## Data excerpts
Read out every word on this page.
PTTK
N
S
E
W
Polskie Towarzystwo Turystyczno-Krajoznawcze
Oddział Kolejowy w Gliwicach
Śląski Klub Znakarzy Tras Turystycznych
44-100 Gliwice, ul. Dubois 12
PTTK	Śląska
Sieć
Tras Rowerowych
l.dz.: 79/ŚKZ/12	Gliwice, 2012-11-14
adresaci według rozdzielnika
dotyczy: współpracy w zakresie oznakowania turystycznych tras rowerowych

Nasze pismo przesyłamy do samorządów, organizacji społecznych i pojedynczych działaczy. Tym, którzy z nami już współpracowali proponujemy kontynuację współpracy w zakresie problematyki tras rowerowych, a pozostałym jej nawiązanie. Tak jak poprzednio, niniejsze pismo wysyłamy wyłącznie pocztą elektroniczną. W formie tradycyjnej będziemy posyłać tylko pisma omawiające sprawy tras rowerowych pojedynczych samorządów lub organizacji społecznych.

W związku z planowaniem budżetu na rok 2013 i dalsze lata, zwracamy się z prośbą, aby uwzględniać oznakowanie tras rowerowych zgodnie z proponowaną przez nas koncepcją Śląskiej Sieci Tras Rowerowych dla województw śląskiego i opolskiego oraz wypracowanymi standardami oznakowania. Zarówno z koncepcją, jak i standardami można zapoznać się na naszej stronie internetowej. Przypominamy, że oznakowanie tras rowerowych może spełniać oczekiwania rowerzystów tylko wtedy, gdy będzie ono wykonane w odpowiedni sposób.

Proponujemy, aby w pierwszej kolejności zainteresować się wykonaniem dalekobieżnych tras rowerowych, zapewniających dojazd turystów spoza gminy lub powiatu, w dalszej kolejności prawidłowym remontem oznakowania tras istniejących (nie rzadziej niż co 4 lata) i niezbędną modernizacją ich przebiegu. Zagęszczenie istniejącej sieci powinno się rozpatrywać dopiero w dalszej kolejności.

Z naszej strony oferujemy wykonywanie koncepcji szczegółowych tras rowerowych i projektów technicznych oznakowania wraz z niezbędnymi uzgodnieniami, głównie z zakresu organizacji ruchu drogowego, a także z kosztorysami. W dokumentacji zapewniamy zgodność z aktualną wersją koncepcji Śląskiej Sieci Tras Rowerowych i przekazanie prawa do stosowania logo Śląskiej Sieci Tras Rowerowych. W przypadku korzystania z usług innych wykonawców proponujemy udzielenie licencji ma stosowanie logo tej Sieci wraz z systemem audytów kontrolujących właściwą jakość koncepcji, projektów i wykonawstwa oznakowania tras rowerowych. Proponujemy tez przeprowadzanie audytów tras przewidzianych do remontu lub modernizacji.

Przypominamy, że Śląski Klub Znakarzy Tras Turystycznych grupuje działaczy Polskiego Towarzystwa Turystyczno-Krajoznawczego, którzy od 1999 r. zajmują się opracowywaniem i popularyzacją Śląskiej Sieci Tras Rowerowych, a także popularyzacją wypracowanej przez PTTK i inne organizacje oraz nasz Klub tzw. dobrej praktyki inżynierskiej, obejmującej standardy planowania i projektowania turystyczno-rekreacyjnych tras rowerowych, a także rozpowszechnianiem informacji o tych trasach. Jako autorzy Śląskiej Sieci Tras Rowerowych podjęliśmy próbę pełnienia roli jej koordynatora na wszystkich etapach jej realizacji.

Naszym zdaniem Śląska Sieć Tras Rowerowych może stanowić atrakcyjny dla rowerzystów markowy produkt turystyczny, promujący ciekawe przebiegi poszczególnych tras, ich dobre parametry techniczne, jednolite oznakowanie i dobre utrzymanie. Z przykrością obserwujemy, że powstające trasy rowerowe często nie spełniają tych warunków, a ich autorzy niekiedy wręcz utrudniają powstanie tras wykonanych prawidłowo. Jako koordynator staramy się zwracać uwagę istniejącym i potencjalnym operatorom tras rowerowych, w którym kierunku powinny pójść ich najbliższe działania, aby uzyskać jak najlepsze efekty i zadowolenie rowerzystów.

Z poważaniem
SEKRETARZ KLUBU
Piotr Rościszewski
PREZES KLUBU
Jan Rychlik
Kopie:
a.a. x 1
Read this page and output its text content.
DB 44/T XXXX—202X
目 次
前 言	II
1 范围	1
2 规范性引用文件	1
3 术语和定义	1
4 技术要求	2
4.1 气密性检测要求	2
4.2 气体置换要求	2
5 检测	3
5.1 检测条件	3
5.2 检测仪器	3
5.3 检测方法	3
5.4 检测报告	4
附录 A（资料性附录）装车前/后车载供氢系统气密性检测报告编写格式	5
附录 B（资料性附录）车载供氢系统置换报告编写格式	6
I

## Given task
Search the data for "this" and list every line in which it occurs.

## Task result
Read out every word on this page.
Read this page and output its text content.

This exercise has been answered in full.